→ DATASET EXTRACT

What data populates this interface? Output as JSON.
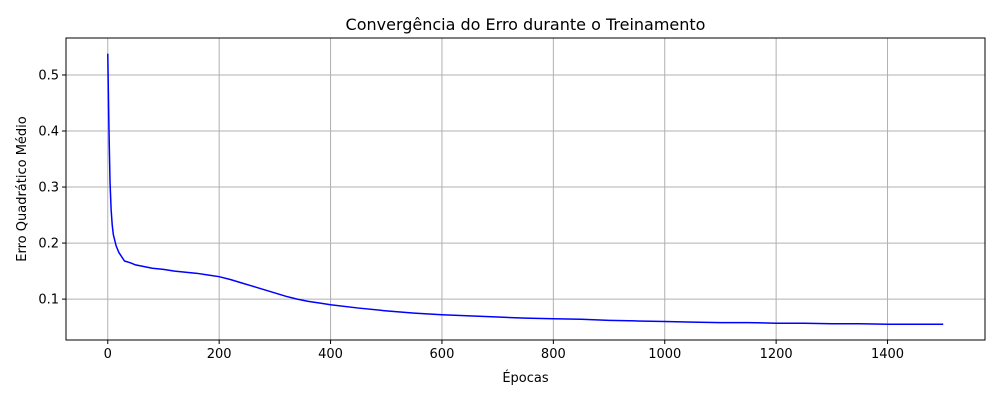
{
  "chart_data": {
    "type": "line",
    "title": "Convergência do Erro durante o Treinamento",
    "xlabel": "Épocas",
    "ylabel": "Erro Quadrático Médio",
    "xlim": [
      -75,
      1575
    ],
    "ylim": [
      0.027,
      0.566
    ],
    "xticks": [
      0,
      200,
      400,
      600,
      800,
      1000,
      1200,
      1400
    ],
    "yticks": [
      0.1,
      0.2,
      0.3,
      0.4,
      0.5
    ],
    "grid": true,
    "colors": {
      "line": "#0000ff",
      "grid": "#b0b0b0"
    },
    "series": [
      {
        "name": "",
        "x": [
          0,
          2,
          4,
          6,
          8,
          10,
          15,
          20,
          30,
          40,
          50,
          60,
          80,
          100,
          120,
          140,
          160,
          180,
          200,
          220,
          240,
          260,
          280,
          300,
          320,
          340,
          360,
          380,
          400,
          450,
          500,
          550,
          600,
          650,
          700,
          750,
          800,
          850,
          900,
          950,
          1000,
          1050,
          1100,
          1150,
          1200,
          1250,
          1300,
          1350,
          1400,
          1450,
          1500
        ],
        "y": [
          0.538,
          0.41,
          0.31,
          0.26,
          0.232,
          0.215,
          0.195,
          0.183,
          0.168,
          0.165,
          0.161,
          0.159,
          0.155,
          0.153,
          0.15,
          0.148,
          0.146,
          0.143,
          0.14,
          0.135,
          0.129,
          0.123,
          0.117,
          0.111,
          0.105,
          0.1,
          0.096,
          0.093,
          0.09,
          0.084,
          0.079,
          0.075,
          0.072,
          0.07,
          0.068,
          0.066,
          0.065,
          0.064,
          0.062,
          0.061,
          0.06,
          0.059,
          0.058,
          0.058,
          0.057,
          0.057,
          0.056,
          0.056,
          0.055,
          0.055,
          0.055
        ]
      }
    ]
  }
}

→ EXERCISE BRIEF
Provide the count, and nothing else, of lines in the data above where the word "Erro" occurs.

→ ANSWER IN FULL
2